# ENTRIES PROVIDED start
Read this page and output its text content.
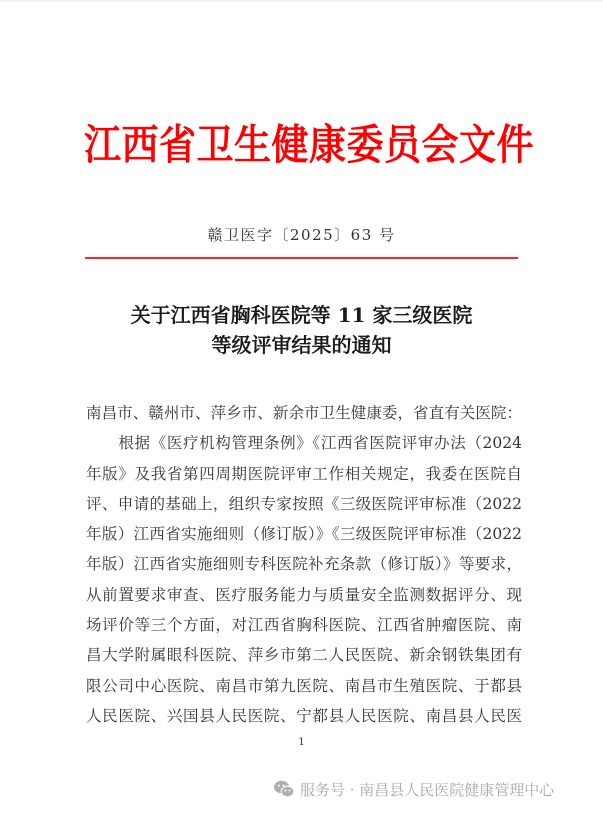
江西省卫生健康委员会文件
赣卫医字〔2025〕63 号
关于江西省胸科医院等 11 家三级医院
等级评审结果的通知
南昌市、赣州市、萍乡市、新余市卫生健康委，省直有关医院：
　　根据《医疗机构管理条例》《江西省医院评审办法（2024
年版》及我省第四周期医院评审工作相关规定，我委在医院自
评、申请的基础上，组织专家按照《三级医院评审标准（2022
年版）江西省实施细则（修订版）》《三级医院评审标准（2022
年版）江西省实施细则专科医院补充条款（修订版）》等要求，
从前置要求审查、医疗服务能力与质量安全监测数据评分、现
场评价等三个方面，对江西省胸科医院、江西省肿瘤医院、南
昌大学附属眼科医院、萍乡市第二人民医院、新余钢铁集团有
限公司中心医院、南昌市第九医院、南昌市生殖医院、于都县
人民医院、兴国县人民医院、宁都县人民医院、南昌县人民医
1
服务号 · 南昌县人民医院健康管理中心
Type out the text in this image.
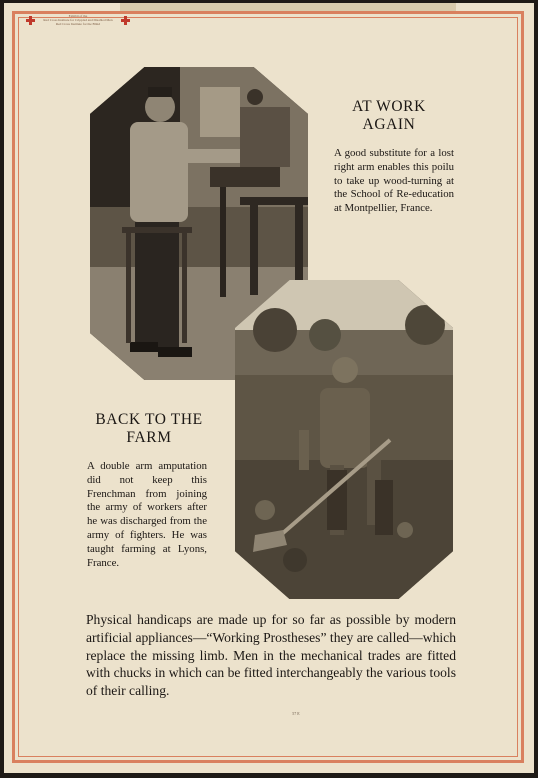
Exhibit of the
Red Cross Institute for Crippled and Disabled Men
Red Cross Institute for the Blind
AT WORK AGAIN
A good substitute for a lost right arm enables this poilu to take up wood-turning at the School of Re-education at Montpellier, France.
BACK TO THE FARM
A double arm amputation did not keep this Frenchman from joining the army of workers after he was discharged from the army of fighters. He was taught farming at Lyons, France.
Physical handicaps are made up for so far as possible by modern artificial appliances—“Working Prostheses” they are called—which replace the missing limb. Men in the mechanical trades are fitted with chucks in which can be fitted interchangeably the various tools of their calling.
57 E
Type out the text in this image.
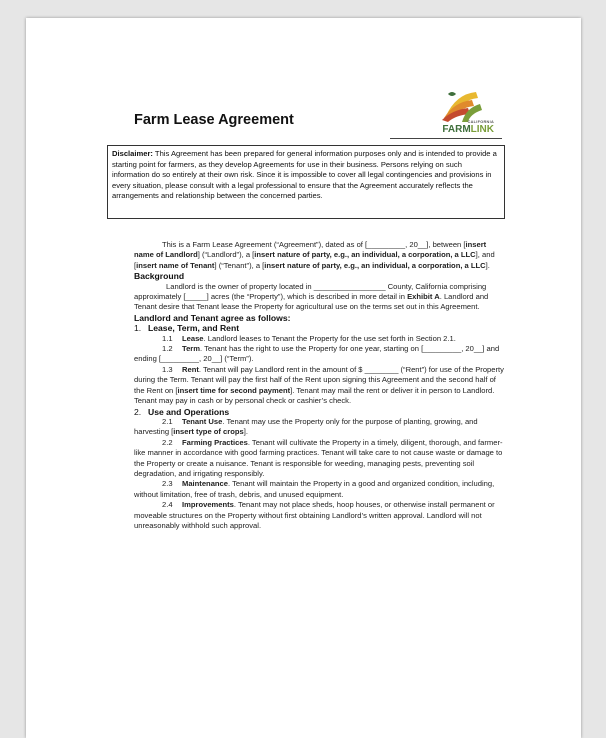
Farm Lease Agreement	CALIFORNIA
FARMLINK
Disclaimer: This Agreement has been prepared for general information purposes only and is intended to provide a starting point for farmers, as they develop Agreements for use in their business. Persons relying on such information do so entirely at their own risk. Since it is impossible to cover all legal contingencies and provisions in every situation, please consult with a legal professional to ensure that the Agreement accurately reflects the arrangements and relationship between the concerned parties.

This is a Farm Lease Agreement (“Agreement”), dated as of [_________, 20__], between [insert name of Landlord] (“Landlord”), a [insert nature of party, e.g., an individual, a corporation, a LLC], and [insert name of Tenant] (“Tenant”), a [insert nature of party, e.g., an individual, a corporation, a LLC].

Background

Landlord is the owner of property located in _________________ County, California comprising approximately [_____] acres (the “Property”), which is described in more detail in Exhibit A. Landlord and Tenant desire that Tenant lease the Property for agricultural use on the terms set out in this Agreement.

Landlord and Tenant agree as follows:

1. Lease, Term, and Rent

1.1 Lease. Landlord leases to Tenant the Property for the use set forth in Section 2.1.

1.2 Term. Tenant has the right to use the Property for one year, starting on [_________, 20__] and ending [_________, 20__] (“Term”).

1.3 Rent. Tenant will pay Landlord rent in the amount of $ ________ (“Rent”) for use of the Property during the Term. Tenant will pay the first half of the Rent upon signing this Agreement and the second half of the Rent on [insert time for second payment]. Tenant may mail the rent or deliver it in person to Landlord. Tenant may pay in cash or by personal check or cashier’s check.

2. Use and Operations

2.1 Tenant Use. Tenant may use the Property only for the purpose of planting, growing, and harvesting [insert type of crops].

2.2 Farming Practices. Tenant will cultivate the Property in a timely, diligent, thorough, and farmer-like manner in accordance with good farming practices. Tenant will take care to not cause waste or damage to the Property or create a nuisance. Tenant is responsible for weeding, managing pests, preventing soil degradation, and irrigating responsibly.

2.3 Maintenance. Tenant will maintain the Property in a good and organized condition, including, without limitation, free of trash, debris, and unused equipment.

2.4 Improvements. Tenant may not place sheds, hoop houses, or otherwise install permanent or moveable structures on the Property without first obtaining Landlord’s written approval. Landlord will not unreasonably withhold such approval.
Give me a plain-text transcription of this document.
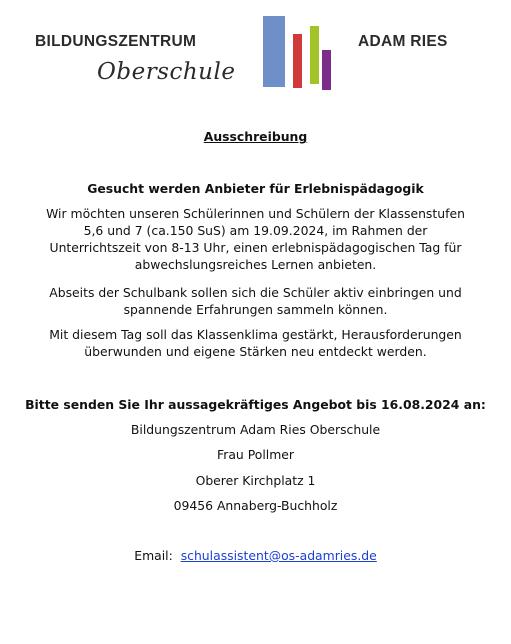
BILDUNGSZENTRUM	ADAM RIES
Oberschule
Ausschreibung
Gesucht werden Anbieter für Erlebnispädagogik
Wir möchten unseren Schülerinnen und Schülern der Klassenstufen
5,6 und 7 (ca.150 SuS) am 19.09.2024, im Rahmen der
Unterrichtszeit von 8-13 Uhr, einen erlebnispädagogischen Tag für
abwechslungsreiches Lernen anbieten.
Abseits der Schulbank sollen sich die Schüler aktiv einbringen und
spannende Erfahrungen sammeln können.
Mit diesem Tag soll das Klassenklima gestärkt, Herausforderungen
überwunden und eigene Stärken neu entdeckt werden.
Bitte senden Sie Ihr aussagekräftiges Angebot bis 16.08.2024 an:
Bildungszentrum Adam Ries Oberschule
Frau Pollmer
Oberer Kirchplatz 1
09456 Annaberg-Buchholz
Email: schulassistent@os-adamries.de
# ENTRIES PROVIDED end
Each record should be quoted exactly, with the images omitted.

Read this page and output its text content.
江西省卫生健康委员会文件
赣卫医字〔2025〕63 号
关于江西省胸科医院等 11 家三级医院
等级评审结果的通知
南昌市、赣州市、萍乡市、新余市卫生健康委，省直有关医院：
　　根据《医疗机构管理条例》《江西省医院评审办法（2024
年版》及我省第四周期医院评审工作相关规定，我委在医院自
评、申请的基础上，组织专家按照《三级医院评审标准（2022
年版）江西省实施细则（修订版）》《三级医院评审标准（2022
年版）江西省实施细则专科医院补充条款（修订版）》等要求，
从前置要求审查、医疗服务能力与质量安全监测数据评分、现
场评价等三个方面，对江西省胸科医院、江西省肿瘤医院、南
昌大学附属眼科医院、萍乡市第二人民医院、新余钢铁集团有
限公司中心医院、南昌市第九医院、南昌市生殖医院、于都县
人民医院、兴国县人民医院、宁都县人民医院、南昌县人民医
1
服务号 · 南昌县人民医院健康管理中心
Type out the text in this image.
Exhibit of the
Red Cross Institute for Crippled and Disabled Men
Red Cross Institute for the Blind
AT WORK AGAIN
A good substitute for a lost right arm enables this poilu to take up wood-turning at the School of Re-education at Montpellier, France.
BACK TO THE FARM
A double arm amputation did not keep this Frenchman from joining the army of workers after he was discharged from the army of fighters. He was taught farming at Lyons, France.
Physical handicaps are made up for so far as possible by modern artificial appliances—“Working Prostheses” they are called—which replace the missing limb. Men in the mechanical trades are fitted with chucks in which can be fitted interchangeably the various tools of their calling.
57 E
Type out the text in this image.
Farm Lease Agreement	CALIFORNIA
FARMLINK
Disclaimer: This Agreement has been prepared for general information purposes only and is intended to provide a starting point for farmers, as they develop Agreements for use in their business. Persons relying on such information do so entirely at their own risk. Since it is impossible to cover all legal contingencies and provisions in every situation, please consult with a legal professional to ensure that the Agreement accurately reflects the arrangements and relationship between the concerned parties.

This is a Farm Lease Agreement (“Agreement”), dated as of [_________, 20__], between [insert name of Landlord] (“Landlord”), a [insert nature of party, e.g., an individual, a corporation, a LLC], and [insert name of Tenant] (“Tenant”), a [insert nature of party, e.g., an individual, a corporation, a LLC].

Background

Landlord is the owner of property located in _________________ County, California comprising approximately [_____] acres (the “Property”), which is described in more detail in Exhibit A. Landlord and Tenant desire that Tenant lease the Property for agricultural use on the terms set out in this Agreement.

Landlord and Tenant agree as follows:

1. Lease, Term, and Rent

1.1 Lease. Landlord leases to Tenant the Property for the use set forth in Section 2.1.

1.2 Term. Tenant has the right to use the Property for one year, starting on [_________, 20__] and ending [_________, 20__] (“Term”).

1.3 Rent. Tenant will pay Landlord rent in the amount of $ ________ (“Rent”) for use of the Property during the Term. Tenant will pay the first half of the Rent upon signing this Agreement and the second half of the Rent on [insert time for second payment]. Tenant may mail the rent or deliver it in person to Landlord. Tenant may pay in cash or by personal check or cashier’s check.

2. Use and Operations

2.1 Tenant Use. Tenant may use the Property only for the purpose of planting, growing, and harvesting [insert type of crops].

2.2 Farming Practices. Tenant will cultivate the Property in a timely, diligent, thorough, and farmer-like manner in accordance with good farming practices. Tenant will take care to not cause waste or damage to the Property or create a nuisance. Tenant is responsible for weeding, managing pests, preventing soil degradation, and irrigating responsibly.

2.3 Maintenance. Tenant will maintain the Property in a good and organized condition, including, without limitation, free of trash, debris, and unused equipment.

2.4 Improvements. Tenant may not place sheds, hoop houses, or otherwise install permanent or moveable structures on the Property without first obtaining Landlord’s written approval. Landlord will not unreasonably withhold such approval.
Give me a plain-text transcription of this document.
BILDUNGSZENTRUM	ADAM RIES
Oberschule
Ausschreibung
Gesucht werden Anbieter für Erlebnispädagogik
Wir möchten unseren Schülerinnen und Schülern der Klassenstufen
5,6 und 7 (ca.150 SuS) am 19.09.2024, im Rahmen der
Unterrichtszeit von 8-13 Uhr, einen erlebnispädagogischen Tag für
abwechslungsreiches Lernen anbieten.
Abseits der Schulbank sollen sich die Schüler aktiv einbringen und
spannende Erfahrungen sammeln können.
Mit diesem Tag soll das Klassenklima gestärkt, Herausforderungen
überwunden und eigene Stärken neu entdeckt werden.
Bitte senden Sie Ihr aussagekräftiges Angebot bis 16.08.2024 an:
Bildungszentrum Adam Ries Oberschule
Frau Pollmer
Oberer Kirchplatz 1
09456 Annaberg-Buchholz
Email: schulassistent@os-adamries.de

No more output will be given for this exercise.